[Start MATERIAL FOR THIS TASK]

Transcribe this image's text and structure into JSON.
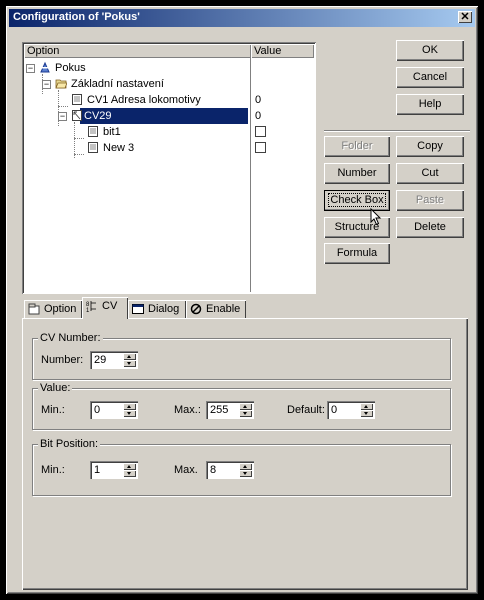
{
  "window": {
    "title": "Configuration of 'Pokus'",
    "close_label": "✕"
  },
  "tree": {
    "headers": {
      "option": "Option",
      "value": "Value"
    },
    "rows": [
      {
        "label": "Pokus",
        "value": ""
      },
      {
        "label": "Základní nastavení",
        "value": ""
      },
      {
        "label": "CV1 Adresa lokomotivy",
        "value": "0"
      },
      {
        "label": "CV29",
        "value": "0"
      },
      {
        "label": "bit1",
        "value": ""
      },
      {
        "label": "New 3",
        "value": ""
      }
    ]
  },
  "buttons": {
    "ok": "OK",
    "cancel": "Cancel",
    "help": "Help",
    "folder": "Folder",
    "copy": "Copy",
    "number": "Number",
    "cut": "Cut",
    "checkbox": "Check Box",
    "paste": "Paste",
    "structure": "Structure",
    "delete": "Delete",
    "formula": "Formula"
  },
  "tabs": [
    {
      "label": "Option",
      "icon": "option-icon"
    },
    {
      "label": "CV",
      "icon": "cv-icon"
    },
    {
      "label": "Dialog",
      "icon": "dialog-icon"
    },
    {
      "label": "Enable",
      "icon": "enable-icon"
    }
  ],
  "cv_number": {
    "title": "CV Number:",
    "number_label": "Number:",
    "number_value": "29"
  },
  "value_group": {
    "title": "Value:",
    "min_label": "Min.:",
    "min_value": "0",
    "max_label": "Max.:",
    "max_value": "255",
    "default_label": "Default:",
    "default_value": "0"
  },
  "bit_position": {
    "title": "Bit Position:",
    "min_label": "Min.:",
    "min_value": "1",
    "max_label": "Max.",
    "max_value": "8"
  },
  "colors": {
    "titlebar": "#0a246a",
    "selection": "#0a246a",
    "face": "#d4d0c8"
  }
}
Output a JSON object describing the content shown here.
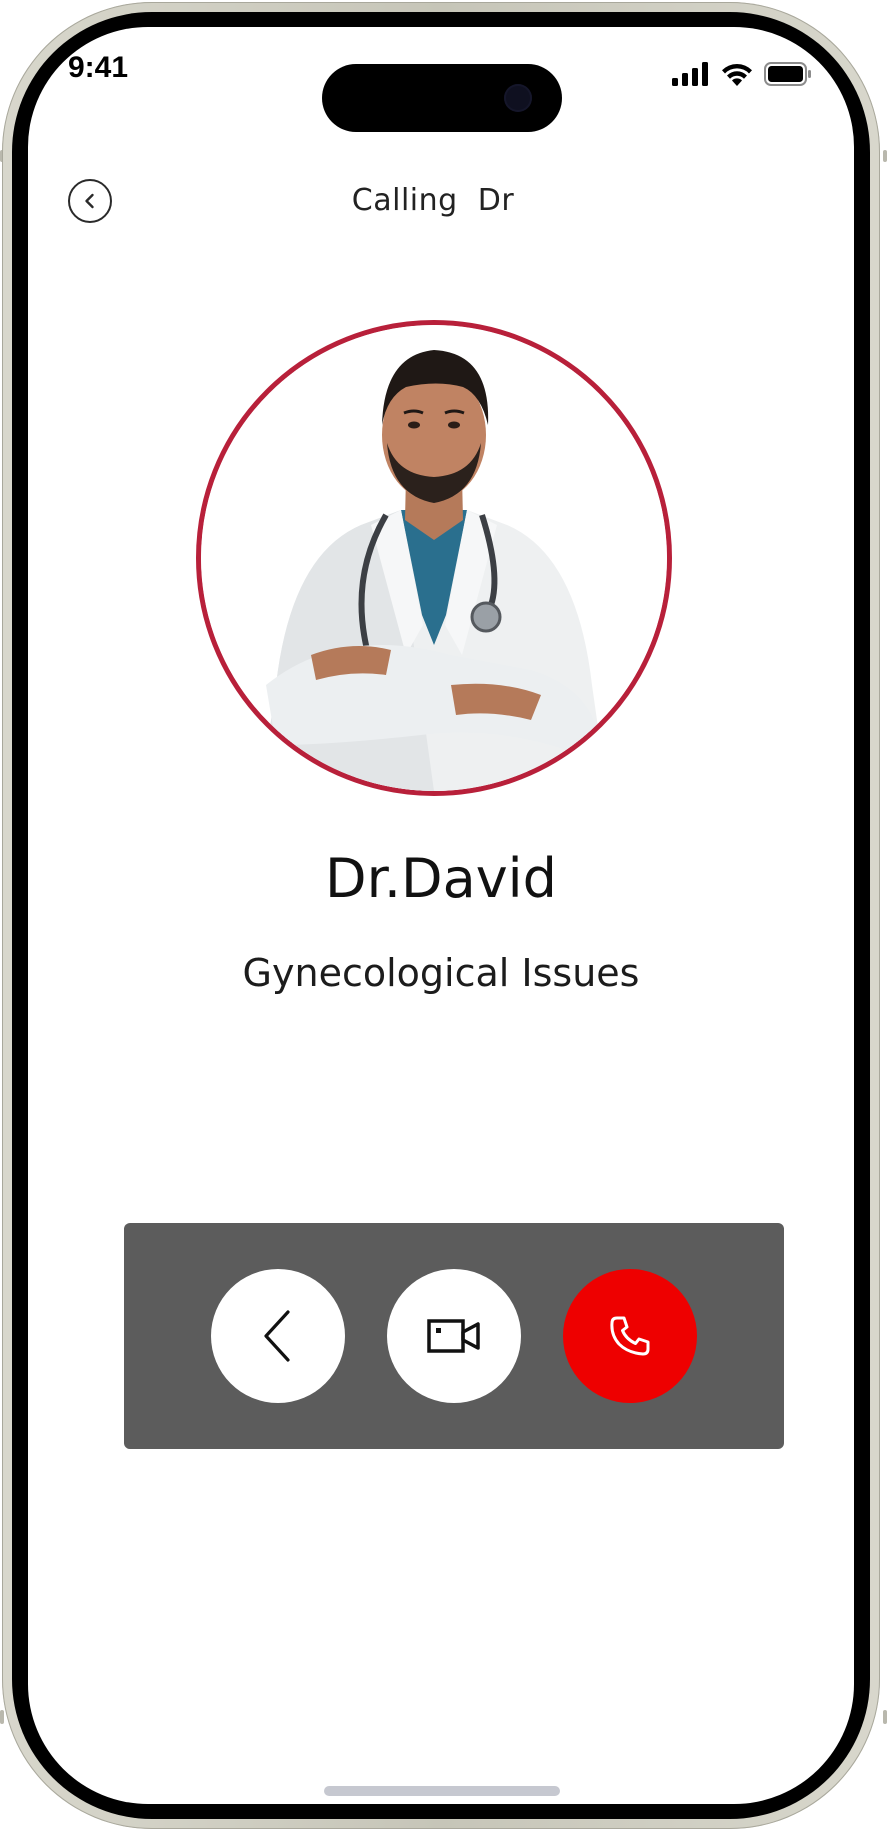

[End MATERIAL FOR THIS TASK]

WHAT IS ASKED >> From the data above, count the lines where "JSON" occurs and give that figure and nothing else.

EXERCISE RESULT >> 2